Listed entries:
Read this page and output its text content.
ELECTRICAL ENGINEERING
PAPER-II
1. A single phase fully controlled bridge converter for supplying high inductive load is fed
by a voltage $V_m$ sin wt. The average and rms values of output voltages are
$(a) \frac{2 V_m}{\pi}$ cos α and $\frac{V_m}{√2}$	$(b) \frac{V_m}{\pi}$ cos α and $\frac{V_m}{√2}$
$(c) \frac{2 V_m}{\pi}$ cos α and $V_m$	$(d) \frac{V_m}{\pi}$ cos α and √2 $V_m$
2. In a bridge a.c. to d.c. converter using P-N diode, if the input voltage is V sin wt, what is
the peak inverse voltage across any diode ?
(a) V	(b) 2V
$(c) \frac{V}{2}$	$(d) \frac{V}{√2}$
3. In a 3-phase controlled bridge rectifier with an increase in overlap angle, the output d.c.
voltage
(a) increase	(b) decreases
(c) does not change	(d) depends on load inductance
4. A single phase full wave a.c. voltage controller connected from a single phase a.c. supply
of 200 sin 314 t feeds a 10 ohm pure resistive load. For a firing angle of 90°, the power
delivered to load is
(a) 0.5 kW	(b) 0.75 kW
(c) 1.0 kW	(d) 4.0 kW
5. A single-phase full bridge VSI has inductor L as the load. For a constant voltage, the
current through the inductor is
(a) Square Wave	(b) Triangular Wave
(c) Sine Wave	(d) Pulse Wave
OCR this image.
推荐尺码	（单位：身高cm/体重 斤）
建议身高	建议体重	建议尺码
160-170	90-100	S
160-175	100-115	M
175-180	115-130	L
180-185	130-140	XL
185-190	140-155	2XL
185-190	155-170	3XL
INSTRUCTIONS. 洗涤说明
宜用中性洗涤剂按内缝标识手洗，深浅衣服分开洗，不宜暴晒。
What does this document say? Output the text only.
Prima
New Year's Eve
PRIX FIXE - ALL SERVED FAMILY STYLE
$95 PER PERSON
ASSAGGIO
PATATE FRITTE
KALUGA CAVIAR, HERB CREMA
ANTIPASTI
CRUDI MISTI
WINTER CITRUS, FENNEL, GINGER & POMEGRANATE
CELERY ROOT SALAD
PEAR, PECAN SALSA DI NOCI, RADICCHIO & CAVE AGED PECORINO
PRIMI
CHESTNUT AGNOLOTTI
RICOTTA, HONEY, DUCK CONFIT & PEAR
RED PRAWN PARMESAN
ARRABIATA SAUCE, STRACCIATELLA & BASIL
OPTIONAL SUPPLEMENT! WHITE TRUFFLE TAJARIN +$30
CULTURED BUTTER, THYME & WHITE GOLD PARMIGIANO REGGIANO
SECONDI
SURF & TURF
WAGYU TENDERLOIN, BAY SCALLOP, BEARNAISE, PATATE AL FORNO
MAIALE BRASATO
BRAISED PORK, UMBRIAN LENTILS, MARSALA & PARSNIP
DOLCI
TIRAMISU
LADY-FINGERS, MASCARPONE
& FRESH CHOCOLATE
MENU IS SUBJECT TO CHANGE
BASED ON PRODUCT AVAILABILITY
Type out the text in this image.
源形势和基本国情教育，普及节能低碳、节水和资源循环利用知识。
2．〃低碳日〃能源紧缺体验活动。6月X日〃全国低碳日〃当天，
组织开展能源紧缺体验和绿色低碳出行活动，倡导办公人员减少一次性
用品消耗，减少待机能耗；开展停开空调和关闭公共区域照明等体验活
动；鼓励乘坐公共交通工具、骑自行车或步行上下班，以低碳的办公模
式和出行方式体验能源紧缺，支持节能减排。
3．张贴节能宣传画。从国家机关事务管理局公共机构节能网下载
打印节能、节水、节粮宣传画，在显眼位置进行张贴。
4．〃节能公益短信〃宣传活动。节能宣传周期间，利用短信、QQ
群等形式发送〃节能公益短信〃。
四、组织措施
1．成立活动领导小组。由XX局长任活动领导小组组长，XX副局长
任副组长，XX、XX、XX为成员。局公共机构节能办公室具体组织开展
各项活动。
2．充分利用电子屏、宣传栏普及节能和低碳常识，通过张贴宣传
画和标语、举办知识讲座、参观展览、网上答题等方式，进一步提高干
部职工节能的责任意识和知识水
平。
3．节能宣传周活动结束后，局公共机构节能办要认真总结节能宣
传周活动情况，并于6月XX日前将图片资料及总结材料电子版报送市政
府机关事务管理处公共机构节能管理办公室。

Work to be completed:
From the records above, extract each line exactly as shown.

Answer in full:
Read this page and output its text content.
ELECTRICAL ENGINEERING
PAPER-II
1. A single phase fully controlled bridge converter for supplying high inductive load is fed
by a voltage $V_m$ sin wt. The average and rms values of output voltages are
$(a) \frac{2 V_m}{\pi}$ cos α and $\frac{V_m}{√2}$	$(b) \frac{V_m}{\pi}$ cos α and $\frac{V_m}{√2}$
$(c) \frac{2 V_m}{\pi}$ cos α and $V_m$	$(d) \frac{V_m}{\pi}$ cos α and √2 $V_m$
2. In a bridge a.c. to d.c. converter using P-N diode, if the input voltage is V sin wt, what is
the peak inverse voltage across any diode ?
(a) V	(b) 2V
$(c) \frac{V}{2}$	$(d) \frac{V}{√2}$
3. In a 3-phase controlled bridge rectifier with an increase in overlap angle, the output d.c.
voltage
(a) increase	(b) decreases
(c) does not change	(d) depends on load inductance
4. A single phase full wave a.c. voltage controller connected from a single phase a.c. supply
of 200 sin 314 t feeds a 10 ohm pure resistive load. For a firing angle of 90°, the power
delivered to load is
(a) 0.5 kW	(b) 0.75 kW
(c) 1.0 kW	(d) 4.0 kW
5. A single-phase full bridge VSI has inductor L as the load. For a constant voltage, the
current through the inductor is
(a) Square Wave	(b) Triangular Wave
(c) Sine Wave	(d) Pulse Wave
OCR this image.
推荐尺码	（单位：身高cm/体重 斤）
建议身高	建议体重	建议尺码
160-170	90-100	S
160-175	100-115	M
175-180	115-130	L
180-185	130-140	XL
185-190	140-155	2XL
185-190	155-170	3XL
INSTRUCTIONS. 洗涤说明
宜用中性洗涤剂按内缝标识手洗，深浅衣服分开洗，不宜暴晒。
What does this document say? Output the text only.
Prima
New Year's Eve
PRIX FIXE - ALL SERVED FAMILY STYLE
$95 PER PERSON
ASSAGGIO
PATATE FRITTE
KALUGA CAVIAR, HERB CREMA
ANTIPASTI
CRUDI MISTI
WINTER CITRUS, FENNEL, GINGER & POMEGRANATE
CELERY ROOT SALAD
PEAR, PECAN SALSA DI NOCI, RADICCHIO & CAVE AGED PECORINO
PRIMI
CHESTNUT AGNOLOTTI
RICOTTA, HONEY, DUCK CONFIT & PEAR
RED PRAWN PARMESAN
ARRABIATA SAUCE, STRACCIATELLA & BASIL
OPTIONAL SUPPLEMENT! WHITE TRUFFLE TAJARIN +$30
CULTURED BUTTER, THYME & WHITE GOLD PARMIGIANO REGGIANO
SECONDI
SURF & TURF
WAGYU TENDERLOIN, BAY SCALLOP, BEARNAISE, PATATE AL FORNO
MAIALE BRASATO
BRAISED PORK, UMBRIAN LENTILS, MARSALA & PARSNIP
DOLCI
TIRAMISU
LADY-FINGERS, MASCARPONE
& FRESH CHOCOLATE
MENU IS SUBJECT TO CHANGE
BASED ON PRODUCT AVAILABILITY
Type out the text in this image.
源形势和基本国情教育，普及节能低碳、节水和资源循环利用知识。
2．〃低碳日〃能源紧缺体验活动。6月X日〃全国低碳日〃当天，
组织开展能源紧缺体验和绿色低碳出行活动，倡导办公人员减少一次性
用品消耗，减少待机能耗；开展停开空调和关闭公共区域照明等体验活
动；鼓励乘坐公共交通工具、骑自行车或步行上下班，以低碳的办公模
式和出行方式体验能源紧缺，支持节能减排。
3．张贴节能宣传画。从国家机关事务管理局公共机构节能网下载
打印节能、节水、节粮宣传画，在显眼位置进行张贴。
4．〃节能公益短信〃宣传活动。节能宣传周期间，利用短信、QQ
群等形式发送〃节能公益短信〃。
四、组织措施
1．成立活动领导小组。由XX局长任活动领导小组组长，XX副局长
任副组长，XX、XX、XX为成员。局公共机构节能办公室具体组织开展
各项活动。
2．充分利用电子屏、宣传栏普及节能和低碳常识，通过张贴宣传
画和标语、举办知识讲座、参观展览、网上答题等方式，进一步提高干
部职工节能的责任意识和知识水
平。
3．节能宣传周活动结束后，局公共机构节能办要认真总结节能宣
传周活动情况，并于6月XX日前将图片资料及总结材料电子版报送市政
府机关事务管理处公共机构节能管理办公室。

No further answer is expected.